■ **OBJECTIVE**: Count only the lines of the records that hold "Dolby", then give the number without any other words.

■ **DATA LISTING**:
begin
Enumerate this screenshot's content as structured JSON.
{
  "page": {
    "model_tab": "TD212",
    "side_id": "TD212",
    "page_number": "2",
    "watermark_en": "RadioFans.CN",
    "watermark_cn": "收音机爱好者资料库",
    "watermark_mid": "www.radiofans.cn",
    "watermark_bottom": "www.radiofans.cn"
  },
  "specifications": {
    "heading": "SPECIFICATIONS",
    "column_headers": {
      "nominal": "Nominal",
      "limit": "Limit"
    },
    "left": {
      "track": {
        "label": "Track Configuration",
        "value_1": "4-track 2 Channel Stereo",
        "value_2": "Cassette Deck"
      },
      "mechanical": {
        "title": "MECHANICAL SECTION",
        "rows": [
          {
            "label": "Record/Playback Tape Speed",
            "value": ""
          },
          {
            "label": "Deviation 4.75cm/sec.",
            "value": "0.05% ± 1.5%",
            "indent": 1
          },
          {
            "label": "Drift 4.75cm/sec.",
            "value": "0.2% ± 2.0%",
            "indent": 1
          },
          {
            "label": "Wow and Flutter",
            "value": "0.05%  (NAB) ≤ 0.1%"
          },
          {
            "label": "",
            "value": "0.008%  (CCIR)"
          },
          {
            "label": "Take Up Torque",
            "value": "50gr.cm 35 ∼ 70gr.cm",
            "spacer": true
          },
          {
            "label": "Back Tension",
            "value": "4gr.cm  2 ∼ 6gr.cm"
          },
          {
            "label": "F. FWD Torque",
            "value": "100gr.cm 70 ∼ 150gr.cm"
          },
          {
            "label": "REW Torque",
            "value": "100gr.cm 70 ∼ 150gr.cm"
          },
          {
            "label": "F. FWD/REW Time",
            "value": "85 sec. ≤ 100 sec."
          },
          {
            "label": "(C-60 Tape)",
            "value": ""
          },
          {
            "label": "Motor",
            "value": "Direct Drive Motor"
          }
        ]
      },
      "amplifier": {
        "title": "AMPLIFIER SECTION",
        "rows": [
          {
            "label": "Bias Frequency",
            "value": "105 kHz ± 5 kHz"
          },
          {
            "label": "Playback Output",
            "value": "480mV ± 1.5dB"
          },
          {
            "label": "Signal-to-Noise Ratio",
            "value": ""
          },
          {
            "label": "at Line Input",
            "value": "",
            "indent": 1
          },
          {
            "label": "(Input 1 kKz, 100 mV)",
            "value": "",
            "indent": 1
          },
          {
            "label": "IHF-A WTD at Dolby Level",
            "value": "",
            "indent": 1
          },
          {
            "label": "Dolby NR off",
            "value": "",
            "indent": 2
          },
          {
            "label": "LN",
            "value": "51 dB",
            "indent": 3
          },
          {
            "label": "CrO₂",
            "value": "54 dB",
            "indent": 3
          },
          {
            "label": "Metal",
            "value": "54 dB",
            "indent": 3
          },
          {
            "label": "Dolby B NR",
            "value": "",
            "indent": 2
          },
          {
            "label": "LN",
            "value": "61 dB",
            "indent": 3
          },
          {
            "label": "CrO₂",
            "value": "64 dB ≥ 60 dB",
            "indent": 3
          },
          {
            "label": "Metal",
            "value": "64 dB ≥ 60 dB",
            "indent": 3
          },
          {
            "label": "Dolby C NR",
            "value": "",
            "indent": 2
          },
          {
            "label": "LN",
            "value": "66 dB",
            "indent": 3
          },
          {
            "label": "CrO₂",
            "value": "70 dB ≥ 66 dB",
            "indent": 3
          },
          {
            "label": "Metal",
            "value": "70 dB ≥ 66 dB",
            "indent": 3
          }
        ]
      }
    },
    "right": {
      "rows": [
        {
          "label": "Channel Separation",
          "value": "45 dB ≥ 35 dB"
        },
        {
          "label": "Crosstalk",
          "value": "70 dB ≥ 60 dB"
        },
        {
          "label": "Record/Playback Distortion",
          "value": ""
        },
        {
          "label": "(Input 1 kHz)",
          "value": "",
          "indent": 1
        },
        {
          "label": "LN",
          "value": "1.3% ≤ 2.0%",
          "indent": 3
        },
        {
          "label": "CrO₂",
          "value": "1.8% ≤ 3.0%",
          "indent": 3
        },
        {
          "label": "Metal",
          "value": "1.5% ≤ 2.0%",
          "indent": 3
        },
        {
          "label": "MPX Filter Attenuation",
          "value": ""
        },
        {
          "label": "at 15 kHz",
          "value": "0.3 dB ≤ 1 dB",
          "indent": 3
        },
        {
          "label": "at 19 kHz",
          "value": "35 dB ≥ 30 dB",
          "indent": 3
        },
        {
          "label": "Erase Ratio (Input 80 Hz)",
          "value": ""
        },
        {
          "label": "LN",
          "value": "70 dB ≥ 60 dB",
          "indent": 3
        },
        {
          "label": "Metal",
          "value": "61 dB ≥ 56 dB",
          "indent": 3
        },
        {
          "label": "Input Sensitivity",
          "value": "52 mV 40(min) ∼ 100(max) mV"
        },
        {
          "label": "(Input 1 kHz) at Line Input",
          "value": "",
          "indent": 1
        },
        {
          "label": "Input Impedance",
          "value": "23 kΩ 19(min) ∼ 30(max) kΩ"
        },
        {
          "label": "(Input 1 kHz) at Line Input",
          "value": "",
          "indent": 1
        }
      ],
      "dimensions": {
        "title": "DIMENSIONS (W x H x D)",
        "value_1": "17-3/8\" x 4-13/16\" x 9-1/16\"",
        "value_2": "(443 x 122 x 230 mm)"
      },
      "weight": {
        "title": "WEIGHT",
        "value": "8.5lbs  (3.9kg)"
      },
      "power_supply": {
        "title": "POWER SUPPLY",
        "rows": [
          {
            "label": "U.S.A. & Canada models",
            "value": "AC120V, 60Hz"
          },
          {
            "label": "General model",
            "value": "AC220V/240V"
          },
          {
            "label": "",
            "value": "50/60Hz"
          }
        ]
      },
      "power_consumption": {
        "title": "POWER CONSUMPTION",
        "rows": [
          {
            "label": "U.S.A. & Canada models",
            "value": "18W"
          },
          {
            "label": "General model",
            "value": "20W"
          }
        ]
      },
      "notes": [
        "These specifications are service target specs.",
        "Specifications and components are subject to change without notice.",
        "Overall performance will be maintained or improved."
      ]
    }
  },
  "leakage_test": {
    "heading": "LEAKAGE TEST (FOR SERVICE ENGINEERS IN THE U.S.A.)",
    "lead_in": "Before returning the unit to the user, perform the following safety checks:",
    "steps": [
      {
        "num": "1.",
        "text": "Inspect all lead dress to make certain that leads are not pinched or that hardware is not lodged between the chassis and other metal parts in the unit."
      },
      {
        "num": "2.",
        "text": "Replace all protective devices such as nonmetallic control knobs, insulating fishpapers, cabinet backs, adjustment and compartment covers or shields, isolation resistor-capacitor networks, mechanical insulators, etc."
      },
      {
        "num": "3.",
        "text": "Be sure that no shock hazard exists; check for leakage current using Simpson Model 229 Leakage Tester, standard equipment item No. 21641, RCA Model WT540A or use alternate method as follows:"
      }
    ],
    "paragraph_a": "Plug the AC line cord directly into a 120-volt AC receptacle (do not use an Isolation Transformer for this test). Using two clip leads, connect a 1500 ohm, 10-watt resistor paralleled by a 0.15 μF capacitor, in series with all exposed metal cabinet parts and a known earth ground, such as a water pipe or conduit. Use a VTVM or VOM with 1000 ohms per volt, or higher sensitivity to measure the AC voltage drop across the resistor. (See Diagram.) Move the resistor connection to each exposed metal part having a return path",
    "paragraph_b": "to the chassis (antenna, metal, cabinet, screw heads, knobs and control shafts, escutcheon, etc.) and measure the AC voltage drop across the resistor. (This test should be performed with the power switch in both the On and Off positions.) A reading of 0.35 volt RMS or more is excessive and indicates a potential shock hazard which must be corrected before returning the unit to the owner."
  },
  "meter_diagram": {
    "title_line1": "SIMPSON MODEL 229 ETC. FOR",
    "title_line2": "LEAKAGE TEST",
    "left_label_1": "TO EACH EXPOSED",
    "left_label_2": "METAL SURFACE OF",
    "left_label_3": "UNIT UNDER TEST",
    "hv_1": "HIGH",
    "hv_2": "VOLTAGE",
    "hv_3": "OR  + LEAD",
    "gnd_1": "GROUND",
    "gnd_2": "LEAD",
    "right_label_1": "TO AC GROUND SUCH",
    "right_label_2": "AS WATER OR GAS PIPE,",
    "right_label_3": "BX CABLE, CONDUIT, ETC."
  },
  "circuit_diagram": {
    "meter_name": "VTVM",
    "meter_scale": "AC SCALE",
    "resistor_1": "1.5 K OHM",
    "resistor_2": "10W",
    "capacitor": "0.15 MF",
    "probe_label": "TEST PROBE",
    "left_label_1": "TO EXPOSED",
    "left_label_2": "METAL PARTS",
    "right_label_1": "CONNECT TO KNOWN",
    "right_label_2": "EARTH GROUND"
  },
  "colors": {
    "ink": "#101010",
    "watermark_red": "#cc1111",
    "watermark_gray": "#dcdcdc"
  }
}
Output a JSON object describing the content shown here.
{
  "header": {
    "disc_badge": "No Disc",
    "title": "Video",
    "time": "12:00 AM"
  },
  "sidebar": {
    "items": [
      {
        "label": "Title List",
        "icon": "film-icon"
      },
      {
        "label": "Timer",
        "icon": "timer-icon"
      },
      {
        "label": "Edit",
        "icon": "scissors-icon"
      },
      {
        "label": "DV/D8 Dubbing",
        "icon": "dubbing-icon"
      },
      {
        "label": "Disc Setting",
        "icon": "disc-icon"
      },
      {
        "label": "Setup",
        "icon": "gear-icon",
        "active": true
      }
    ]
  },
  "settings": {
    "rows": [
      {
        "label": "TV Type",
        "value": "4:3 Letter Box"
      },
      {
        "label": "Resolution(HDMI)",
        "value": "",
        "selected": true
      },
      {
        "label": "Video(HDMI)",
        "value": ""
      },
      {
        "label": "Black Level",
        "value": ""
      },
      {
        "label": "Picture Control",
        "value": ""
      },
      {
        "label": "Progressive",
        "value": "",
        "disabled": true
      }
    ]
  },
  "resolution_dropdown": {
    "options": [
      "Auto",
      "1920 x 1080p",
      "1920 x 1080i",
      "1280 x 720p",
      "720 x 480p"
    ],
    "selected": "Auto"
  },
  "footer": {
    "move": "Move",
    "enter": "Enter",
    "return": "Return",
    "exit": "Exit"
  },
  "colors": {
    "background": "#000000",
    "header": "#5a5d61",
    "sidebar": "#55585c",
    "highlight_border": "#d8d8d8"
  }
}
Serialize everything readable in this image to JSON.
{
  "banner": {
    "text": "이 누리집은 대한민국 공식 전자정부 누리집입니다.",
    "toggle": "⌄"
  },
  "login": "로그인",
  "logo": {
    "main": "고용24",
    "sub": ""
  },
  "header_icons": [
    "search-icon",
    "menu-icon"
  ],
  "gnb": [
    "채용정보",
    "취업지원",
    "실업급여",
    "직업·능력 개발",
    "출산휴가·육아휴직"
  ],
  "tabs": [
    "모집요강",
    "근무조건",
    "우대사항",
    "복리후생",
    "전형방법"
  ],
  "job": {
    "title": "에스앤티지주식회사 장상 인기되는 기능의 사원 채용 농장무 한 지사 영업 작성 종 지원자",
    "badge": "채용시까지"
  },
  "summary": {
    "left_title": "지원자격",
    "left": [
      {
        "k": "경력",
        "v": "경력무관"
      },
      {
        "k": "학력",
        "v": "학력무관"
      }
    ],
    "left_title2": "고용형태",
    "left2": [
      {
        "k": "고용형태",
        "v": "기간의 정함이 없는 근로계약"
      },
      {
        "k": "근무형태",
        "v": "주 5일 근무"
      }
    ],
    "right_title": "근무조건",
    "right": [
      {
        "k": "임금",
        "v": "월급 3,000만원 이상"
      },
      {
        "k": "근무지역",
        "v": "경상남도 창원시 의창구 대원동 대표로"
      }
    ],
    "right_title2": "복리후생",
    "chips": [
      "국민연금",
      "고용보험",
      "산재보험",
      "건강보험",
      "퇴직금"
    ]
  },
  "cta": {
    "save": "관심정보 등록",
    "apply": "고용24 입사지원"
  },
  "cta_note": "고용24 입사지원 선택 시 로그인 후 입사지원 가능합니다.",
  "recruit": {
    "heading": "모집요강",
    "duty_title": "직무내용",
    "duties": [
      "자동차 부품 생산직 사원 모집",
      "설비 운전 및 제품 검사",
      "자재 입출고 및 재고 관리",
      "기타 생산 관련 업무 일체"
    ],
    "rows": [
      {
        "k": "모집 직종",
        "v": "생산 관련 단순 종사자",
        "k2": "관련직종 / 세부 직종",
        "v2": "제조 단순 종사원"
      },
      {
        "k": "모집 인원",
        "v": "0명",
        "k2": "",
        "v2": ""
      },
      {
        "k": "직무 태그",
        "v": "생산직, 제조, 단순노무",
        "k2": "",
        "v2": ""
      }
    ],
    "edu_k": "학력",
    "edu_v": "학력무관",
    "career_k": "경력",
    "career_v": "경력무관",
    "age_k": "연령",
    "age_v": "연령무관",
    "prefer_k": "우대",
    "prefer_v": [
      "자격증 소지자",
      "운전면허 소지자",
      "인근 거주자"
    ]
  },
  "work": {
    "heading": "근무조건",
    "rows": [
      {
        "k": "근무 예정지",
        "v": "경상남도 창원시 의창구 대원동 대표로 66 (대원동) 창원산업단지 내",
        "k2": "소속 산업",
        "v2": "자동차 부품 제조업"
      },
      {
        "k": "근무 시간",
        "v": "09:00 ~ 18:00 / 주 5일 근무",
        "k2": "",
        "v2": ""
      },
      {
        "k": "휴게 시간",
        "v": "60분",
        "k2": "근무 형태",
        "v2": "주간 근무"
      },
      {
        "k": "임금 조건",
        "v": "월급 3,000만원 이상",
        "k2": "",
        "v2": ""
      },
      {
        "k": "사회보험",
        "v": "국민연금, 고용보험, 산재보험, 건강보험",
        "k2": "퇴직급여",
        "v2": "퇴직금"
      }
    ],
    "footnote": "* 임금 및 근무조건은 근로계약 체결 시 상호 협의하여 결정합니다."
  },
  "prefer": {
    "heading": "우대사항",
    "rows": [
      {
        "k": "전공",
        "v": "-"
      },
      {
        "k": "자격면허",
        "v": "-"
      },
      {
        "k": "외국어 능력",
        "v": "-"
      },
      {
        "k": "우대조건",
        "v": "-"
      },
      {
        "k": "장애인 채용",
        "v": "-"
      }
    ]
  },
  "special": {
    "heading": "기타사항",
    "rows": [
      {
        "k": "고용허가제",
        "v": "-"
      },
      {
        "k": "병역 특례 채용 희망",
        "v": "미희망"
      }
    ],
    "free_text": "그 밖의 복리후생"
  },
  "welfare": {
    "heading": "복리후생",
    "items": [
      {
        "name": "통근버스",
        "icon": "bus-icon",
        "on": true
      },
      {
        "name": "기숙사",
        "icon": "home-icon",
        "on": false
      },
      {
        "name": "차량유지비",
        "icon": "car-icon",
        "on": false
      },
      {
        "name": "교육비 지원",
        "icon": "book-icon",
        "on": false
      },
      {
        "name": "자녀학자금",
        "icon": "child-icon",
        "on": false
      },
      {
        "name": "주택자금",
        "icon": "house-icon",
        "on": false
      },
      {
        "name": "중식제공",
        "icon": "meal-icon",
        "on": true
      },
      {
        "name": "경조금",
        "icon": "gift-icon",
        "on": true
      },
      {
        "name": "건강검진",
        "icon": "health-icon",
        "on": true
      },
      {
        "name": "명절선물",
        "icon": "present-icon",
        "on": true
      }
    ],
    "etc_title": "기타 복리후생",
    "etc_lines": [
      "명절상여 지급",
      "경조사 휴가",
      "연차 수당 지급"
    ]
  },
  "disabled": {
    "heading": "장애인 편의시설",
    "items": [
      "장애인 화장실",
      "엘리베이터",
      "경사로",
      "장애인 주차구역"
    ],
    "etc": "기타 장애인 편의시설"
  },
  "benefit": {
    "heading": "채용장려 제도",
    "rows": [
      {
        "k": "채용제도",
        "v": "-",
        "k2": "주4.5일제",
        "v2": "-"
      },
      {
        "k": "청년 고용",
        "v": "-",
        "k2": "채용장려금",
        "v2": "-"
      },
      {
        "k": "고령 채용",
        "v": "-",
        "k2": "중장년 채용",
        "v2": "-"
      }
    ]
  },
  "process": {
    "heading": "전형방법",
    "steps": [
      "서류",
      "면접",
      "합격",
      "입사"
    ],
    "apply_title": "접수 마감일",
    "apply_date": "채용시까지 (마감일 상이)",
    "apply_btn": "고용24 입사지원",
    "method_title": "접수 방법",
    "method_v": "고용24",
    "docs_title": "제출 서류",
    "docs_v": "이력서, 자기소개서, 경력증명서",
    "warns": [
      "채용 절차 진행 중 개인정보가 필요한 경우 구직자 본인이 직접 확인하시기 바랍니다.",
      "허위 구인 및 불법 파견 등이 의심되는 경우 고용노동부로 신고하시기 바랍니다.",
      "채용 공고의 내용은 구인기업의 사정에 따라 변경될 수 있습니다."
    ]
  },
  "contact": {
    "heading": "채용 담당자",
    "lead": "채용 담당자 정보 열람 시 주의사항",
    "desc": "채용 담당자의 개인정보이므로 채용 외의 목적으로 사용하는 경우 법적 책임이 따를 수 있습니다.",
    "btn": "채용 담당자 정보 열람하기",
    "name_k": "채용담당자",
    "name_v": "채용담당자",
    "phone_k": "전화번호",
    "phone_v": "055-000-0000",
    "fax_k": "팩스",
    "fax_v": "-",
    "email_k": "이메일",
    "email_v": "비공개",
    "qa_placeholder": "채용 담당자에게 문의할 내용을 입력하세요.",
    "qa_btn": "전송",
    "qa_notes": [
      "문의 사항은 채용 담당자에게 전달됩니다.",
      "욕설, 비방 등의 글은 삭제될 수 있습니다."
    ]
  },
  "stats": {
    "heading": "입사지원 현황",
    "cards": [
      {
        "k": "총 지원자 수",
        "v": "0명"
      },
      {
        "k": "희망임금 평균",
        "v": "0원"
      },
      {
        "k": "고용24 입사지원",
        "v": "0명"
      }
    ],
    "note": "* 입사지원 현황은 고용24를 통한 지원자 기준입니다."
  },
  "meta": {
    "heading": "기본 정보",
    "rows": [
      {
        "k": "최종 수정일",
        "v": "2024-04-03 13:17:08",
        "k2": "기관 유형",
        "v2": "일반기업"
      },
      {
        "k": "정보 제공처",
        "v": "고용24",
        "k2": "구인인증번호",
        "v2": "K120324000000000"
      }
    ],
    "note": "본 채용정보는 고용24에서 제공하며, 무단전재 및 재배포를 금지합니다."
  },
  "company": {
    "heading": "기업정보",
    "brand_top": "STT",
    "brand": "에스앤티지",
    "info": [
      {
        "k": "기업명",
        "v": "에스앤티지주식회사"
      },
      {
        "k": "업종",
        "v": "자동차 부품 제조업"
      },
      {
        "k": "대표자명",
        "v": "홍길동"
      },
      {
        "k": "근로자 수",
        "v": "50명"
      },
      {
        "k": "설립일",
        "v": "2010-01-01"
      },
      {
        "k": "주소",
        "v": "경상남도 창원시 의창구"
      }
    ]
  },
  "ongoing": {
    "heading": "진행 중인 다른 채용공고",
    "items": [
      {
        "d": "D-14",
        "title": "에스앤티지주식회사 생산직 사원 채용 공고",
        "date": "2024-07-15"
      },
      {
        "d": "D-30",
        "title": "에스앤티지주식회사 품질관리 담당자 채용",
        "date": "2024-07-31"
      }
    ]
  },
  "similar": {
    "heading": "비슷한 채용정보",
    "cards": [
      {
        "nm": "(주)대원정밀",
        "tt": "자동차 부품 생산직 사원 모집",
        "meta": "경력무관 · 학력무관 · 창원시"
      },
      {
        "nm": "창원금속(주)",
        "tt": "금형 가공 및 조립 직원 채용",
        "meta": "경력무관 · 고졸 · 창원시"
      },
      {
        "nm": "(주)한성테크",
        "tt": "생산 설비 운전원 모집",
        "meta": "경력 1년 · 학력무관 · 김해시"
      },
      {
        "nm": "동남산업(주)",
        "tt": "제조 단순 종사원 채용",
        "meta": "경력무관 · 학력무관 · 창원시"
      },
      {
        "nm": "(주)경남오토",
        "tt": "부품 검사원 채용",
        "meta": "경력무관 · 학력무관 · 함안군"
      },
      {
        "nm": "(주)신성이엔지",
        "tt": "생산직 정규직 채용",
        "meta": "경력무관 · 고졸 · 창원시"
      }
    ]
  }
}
end
■ **EXPECTED OUTPUT**: 4